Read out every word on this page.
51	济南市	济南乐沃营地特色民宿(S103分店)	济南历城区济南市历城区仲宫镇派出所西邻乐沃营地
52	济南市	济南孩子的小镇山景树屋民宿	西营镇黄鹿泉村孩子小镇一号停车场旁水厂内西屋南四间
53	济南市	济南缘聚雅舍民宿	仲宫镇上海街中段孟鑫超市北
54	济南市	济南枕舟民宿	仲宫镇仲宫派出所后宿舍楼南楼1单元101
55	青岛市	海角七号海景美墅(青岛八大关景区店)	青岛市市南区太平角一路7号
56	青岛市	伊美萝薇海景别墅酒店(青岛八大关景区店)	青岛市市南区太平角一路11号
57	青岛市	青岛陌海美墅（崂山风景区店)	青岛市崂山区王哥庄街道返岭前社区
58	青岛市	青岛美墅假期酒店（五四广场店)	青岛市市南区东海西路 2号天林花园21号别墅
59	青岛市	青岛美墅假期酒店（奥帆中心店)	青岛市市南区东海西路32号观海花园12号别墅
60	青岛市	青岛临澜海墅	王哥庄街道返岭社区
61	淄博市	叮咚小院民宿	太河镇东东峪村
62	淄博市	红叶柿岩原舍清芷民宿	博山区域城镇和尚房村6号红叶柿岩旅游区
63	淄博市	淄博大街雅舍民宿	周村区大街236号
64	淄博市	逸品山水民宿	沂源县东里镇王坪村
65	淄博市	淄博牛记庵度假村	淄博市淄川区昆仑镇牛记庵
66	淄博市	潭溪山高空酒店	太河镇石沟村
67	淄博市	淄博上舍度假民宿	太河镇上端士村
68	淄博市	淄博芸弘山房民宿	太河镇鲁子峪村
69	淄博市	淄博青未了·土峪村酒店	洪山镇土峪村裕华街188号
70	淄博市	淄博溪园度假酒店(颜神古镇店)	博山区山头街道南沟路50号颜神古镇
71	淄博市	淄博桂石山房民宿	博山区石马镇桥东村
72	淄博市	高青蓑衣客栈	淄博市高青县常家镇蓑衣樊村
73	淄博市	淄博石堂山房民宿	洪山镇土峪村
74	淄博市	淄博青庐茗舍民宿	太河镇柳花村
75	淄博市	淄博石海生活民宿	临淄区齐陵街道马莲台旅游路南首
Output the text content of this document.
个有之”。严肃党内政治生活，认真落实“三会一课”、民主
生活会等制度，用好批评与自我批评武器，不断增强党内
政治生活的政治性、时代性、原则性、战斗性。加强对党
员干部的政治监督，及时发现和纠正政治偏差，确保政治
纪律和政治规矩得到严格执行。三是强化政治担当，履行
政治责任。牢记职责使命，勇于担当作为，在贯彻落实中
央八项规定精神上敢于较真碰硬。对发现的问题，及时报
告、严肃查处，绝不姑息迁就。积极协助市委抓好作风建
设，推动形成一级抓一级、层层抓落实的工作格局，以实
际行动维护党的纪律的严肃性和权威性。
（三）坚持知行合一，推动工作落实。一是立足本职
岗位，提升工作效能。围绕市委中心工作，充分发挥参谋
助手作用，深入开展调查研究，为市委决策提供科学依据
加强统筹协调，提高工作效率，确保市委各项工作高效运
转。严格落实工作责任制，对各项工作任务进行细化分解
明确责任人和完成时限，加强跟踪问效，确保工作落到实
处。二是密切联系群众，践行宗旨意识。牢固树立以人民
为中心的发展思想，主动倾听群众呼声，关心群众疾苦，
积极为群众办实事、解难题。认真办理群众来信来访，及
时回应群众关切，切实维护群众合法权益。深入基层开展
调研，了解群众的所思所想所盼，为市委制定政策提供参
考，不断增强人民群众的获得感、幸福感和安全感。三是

-- Directive --
Of the lines in the material above, state how many contain the string "青岛八大关景区店"; give no other text.

-- Solution to this problem --
2